Aim of the task –
Repeat the lines that follow, leaving nothing out.

## Start

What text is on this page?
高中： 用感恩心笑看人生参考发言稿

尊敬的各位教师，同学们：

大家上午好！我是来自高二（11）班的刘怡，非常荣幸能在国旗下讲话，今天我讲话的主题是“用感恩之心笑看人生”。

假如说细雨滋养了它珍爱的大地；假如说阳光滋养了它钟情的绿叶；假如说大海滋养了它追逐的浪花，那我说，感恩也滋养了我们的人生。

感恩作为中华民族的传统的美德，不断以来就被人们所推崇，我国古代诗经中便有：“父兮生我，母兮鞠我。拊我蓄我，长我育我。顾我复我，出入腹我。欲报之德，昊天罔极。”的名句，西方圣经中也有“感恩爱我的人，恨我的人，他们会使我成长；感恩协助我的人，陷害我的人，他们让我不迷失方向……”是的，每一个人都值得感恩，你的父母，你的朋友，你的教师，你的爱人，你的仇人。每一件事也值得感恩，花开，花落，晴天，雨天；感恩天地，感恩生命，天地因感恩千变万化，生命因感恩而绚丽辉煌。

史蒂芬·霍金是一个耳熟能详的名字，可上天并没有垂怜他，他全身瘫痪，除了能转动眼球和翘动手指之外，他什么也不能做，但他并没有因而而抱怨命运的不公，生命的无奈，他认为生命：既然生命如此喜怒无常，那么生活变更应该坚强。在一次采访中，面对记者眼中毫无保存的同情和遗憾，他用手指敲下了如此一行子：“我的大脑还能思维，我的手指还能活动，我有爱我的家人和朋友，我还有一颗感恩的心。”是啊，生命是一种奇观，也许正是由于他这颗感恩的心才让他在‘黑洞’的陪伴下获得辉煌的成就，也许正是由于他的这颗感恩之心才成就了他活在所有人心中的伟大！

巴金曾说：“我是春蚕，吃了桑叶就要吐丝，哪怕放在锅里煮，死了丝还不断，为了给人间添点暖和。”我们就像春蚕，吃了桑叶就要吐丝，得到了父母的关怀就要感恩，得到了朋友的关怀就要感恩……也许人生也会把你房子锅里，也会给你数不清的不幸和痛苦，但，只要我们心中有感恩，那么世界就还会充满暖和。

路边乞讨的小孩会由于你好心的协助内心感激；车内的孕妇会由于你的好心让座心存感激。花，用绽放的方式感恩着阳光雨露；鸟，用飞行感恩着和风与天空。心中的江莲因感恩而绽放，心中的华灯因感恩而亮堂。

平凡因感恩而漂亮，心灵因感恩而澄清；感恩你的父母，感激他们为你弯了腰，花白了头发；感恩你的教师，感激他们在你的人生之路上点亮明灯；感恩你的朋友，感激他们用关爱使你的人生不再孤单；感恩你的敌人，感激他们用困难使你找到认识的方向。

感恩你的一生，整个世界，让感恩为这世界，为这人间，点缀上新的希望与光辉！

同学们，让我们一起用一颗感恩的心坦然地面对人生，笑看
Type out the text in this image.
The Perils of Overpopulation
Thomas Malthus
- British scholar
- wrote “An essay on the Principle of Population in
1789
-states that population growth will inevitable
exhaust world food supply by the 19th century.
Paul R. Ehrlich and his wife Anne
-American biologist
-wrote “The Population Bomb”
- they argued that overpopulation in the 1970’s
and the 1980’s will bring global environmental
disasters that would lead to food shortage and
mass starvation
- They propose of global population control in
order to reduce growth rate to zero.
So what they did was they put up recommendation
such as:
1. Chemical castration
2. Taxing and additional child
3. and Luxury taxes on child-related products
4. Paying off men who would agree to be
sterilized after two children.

## End

Full response –
What text is on this page?
高中： 用感恩心笑看人生参考发言稿

尊敬的各位教师，同学们：

大家上午好！我是来自高二（11）班的刘怡，非常荣幸能在国旗下讲话，今天我讲话的主题是“用感恩之心笑看人生”。

假如说细雨滋养了它珍爱的大地；假如说阳光滋养了它钟情的绿叶；假如说大海滋养了它追逐的浪花，那我说，感恩也滋养了我们的人生。

感恩作为中华民族的传统的美德，不断以来就被人们所推崇，我国古代诗经中便有：“父兮生我，母兮鞠我。拊我蓄我，长我育我。顾我复我，出入腹我。欲报之德，昊天罔极。”的名句，西方圣经中也有“感恩爱我的人，恨我的人，他们会使我成长；感恩协助我的人，陷害我的人，他们让我不迷失方向……”是的，每一个人都值得感恩，你的父母，你的朋友，你的教师，你的爱人，你的仇人。每一件事也值得感恩，花开，花落，晴天，雨天；感恩天地，感恩生命，天地因感恩千变万化，生命因感恩而绚丽辉煌。

史蒂芬·霍金是一个耳熟能详的名字，可上天并没有垂怜他，他全身瘫痪，除了能转动眼球和翘动手指之外，他什么也不能做，但他并没有因而而抱怨命运的不公，生命的无奈，他认为生命：既然生命如此喜怒无常，那么生活变更应该坚强。在一次采访中，面对记者眼中毫无保存的同情和遗憾，他用手指敲下了如此一行子：“我的大脑还能思维，我的手指还能活动，我有爱我的家人和朋友，我还有一颗感恩的心。”是啊，生命是一种奇观，也许正是由于他这颗感恩的心才让他在‘黑洞’的陪伴下获得辉煌的成就，也许正是由于他的这颗感恩之心才成就了他活在所有人心中的伟大！

巴金曾说：“我是春蚕，吃了桑叶就要吐丝，哪怕放在锅里煮，死了丝还不断，为了给人间添点暖和。”我们就像春蚕，吃了桑叶就要吐丝，得到了父母的关怀就要感恩，得到了朋友的关怀就要感恩……也许人生也会把你房子锅里，也会给你数不清的不幸和痛苦，但，只要我们心中有感恩，那么世界就还会充满暖和。

路边乞讨的小孩会由于你好心的协助内心感激；车内的孕妇会由于你的好心让座心存感激。花，用绽放的方式感恩着阳光雨露；鸟，用飞行感恩着和风与天空。心中的江莲因感恩而绽放，心中的华灯因感恩而亮堂。

平凡因感恩而漂亮，心灵因感恩而澄清；感恩你的父母，感激他们为你弯了腰，花白了头发；感恩你的教师，感激他们在你的人生之路上点亮明灯；感恩你的朋友，感激他们用关爱使你的人生不再孤单；感恩你的敌人，感激他们用困难使你找到认识的方向。

感恩你的一生，整个世界，让感恩为这世界，为这人间，点缀上新的希望与光辉！

同学们，让我们一起用一颗感恩的心坦然地面对人生，笑看
Type out the text in this image.
The Perils of Overpopulation
Thomas Malthus
- British scholar
- wrote “An essay on the Principle of Population in
1789
-states that population growth will inevitable
exhaust world food supply by the 19th century.
Paul R. Ehrlich and his wife Anne
-American biologist
-wrote “The Population Bomb”
- they argued that overpopulation in the 1970’s
and the 1980’s will bring global environmental
disasters that would lead to food shortage and
mass starvation
- They propose of global population control in
order to reduce growth rate to zero.
So what they did was they put up recommendation
such as:
1. Chemical castration
2. Taxing and additional child
3. and Luxury taxes on child-related products
4. Paying off men who would agree to be
sterilized after two children.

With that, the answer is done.